▸ Task prompt
Reproduce the entries from the start through the line containing "gulf-char-3: 湾 bbox=[244, 710, 252, 719]", substituting "choice" for every "option" and keeping everything else unchanged.

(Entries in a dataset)
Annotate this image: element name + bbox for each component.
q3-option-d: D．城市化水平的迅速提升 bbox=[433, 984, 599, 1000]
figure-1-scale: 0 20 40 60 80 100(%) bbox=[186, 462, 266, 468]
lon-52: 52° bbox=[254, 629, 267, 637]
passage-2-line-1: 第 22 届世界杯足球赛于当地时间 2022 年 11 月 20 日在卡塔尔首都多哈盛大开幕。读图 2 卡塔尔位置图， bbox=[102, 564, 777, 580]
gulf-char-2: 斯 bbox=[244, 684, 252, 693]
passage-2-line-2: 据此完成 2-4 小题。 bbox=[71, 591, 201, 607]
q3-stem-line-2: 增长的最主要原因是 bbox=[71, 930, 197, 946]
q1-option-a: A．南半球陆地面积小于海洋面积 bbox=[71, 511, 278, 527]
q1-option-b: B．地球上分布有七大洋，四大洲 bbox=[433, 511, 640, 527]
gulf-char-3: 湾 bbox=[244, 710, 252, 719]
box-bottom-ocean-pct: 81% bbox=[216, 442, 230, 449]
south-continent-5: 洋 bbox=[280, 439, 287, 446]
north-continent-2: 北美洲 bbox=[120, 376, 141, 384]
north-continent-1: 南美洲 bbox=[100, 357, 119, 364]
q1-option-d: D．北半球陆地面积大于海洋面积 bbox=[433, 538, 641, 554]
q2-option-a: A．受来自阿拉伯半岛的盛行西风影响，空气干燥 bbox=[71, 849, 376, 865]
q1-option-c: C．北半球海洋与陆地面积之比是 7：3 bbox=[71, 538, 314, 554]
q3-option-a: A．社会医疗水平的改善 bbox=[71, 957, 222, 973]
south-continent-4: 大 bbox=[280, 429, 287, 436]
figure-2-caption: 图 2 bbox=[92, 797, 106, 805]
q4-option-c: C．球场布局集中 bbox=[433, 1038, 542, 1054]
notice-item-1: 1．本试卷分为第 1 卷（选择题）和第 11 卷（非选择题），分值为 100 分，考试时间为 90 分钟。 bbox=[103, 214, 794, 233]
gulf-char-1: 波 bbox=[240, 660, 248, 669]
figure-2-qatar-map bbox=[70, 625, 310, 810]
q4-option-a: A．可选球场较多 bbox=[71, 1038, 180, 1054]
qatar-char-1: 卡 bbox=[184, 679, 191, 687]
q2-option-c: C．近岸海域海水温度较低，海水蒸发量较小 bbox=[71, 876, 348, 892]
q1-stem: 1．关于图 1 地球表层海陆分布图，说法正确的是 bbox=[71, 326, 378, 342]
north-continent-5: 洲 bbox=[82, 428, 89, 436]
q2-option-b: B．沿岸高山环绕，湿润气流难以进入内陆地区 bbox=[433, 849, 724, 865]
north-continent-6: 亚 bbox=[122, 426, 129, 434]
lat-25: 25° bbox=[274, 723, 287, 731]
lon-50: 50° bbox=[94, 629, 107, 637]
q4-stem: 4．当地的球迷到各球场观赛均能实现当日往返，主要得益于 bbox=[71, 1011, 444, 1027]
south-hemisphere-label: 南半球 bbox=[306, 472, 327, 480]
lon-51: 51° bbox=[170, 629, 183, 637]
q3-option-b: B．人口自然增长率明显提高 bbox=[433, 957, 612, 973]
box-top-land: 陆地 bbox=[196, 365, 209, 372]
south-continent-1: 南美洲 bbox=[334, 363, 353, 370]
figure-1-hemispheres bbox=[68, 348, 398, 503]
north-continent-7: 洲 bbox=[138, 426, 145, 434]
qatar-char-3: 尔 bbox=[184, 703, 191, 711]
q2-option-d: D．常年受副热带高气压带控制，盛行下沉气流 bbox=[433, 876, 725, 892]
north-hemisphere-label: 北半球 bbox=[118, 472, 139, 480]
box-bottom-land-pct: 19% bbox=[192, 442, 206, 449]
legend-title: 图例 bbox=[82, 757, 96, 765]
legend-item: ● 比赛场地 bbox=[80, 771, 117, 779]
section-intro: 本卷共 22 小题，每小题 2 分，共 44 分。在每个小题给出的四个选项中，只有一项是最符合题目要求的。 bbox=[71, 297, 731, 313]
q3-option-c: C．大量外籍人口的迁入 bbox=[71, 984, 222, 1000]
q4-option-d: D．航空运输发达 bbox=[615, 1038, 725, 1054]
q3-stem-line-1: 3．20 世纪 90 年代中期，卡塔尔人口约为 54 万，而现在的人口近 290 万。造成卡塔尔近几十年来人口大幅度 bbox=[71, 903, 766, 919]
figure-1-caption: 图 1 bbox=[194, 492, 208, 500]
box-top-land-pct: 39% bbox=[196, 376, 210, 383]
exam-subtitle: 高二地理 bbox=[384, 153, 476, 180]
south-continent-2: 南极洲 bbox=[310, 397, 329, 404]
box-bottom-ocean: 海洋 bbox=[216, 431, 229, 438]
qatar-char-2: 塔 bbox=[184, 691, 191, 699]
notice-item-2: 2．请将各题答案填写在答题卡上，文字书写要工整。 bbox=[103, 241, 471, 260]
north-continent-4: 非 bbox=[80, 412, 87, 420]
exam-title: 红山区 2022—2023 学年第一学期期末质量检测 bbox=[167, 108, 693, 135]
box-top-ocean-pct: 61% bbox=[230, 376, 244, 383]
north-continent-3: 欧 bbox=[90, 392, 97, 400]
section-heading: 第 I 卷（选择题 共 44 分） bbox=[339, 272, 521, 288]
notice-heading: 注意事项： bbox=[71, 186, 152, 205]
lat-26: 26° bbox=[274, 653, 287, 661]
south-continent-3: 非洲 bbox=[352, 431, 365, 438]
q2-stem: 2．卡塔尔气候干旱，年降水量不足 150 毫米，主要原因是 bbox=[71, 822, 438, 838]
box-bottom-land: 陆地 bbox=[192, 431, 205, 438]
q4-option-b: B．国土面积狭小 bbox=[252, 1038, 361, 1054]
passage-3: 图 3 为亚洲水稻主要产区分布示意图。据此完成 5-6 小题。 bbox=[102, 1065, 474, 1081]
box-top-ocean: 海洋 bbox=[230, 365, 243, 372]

▸ Result of this exercise
Annotate this image: element name + bbox for each component.
q3-choice-d: D．城市化水平的迅速提升 bbox=[433, 984, 599, 1000]
figure-1-scale: 0 20 40 60 80 100(%) bbox=[186, 462, 266, 468]
lon-52: 52° bbox=[254, 629, 267, 637]
passage-2-line-1: 第 22 届世界杯足球赛于当地时间 2022 年 11 月 20 日在卡塔尔首都多哈盛大开幕。读图 2 卡塔尔位置图， bbox=[102, 564, 777, 580]
gulf-char-2: 斯 bbox=[244, 684, 252, 693]
passage-2-line-2: 据此完成 2-4 小题。 bbox=[71, 591, 201, 607]
q3-stem-line-2: 增长的最主要原因是 bbox=[71, 930, 197, 946]
q1-choice-a: A．南半球陆地面积小于海洋面积 bbox=[71, 511, 278, 527]
q1-choice-b: B．地球上分布有七大洋，四大洲 bbox=[433, 511, 640, 527]
gulf-char-3: 湾 bbox=[244, 710, 252, 719]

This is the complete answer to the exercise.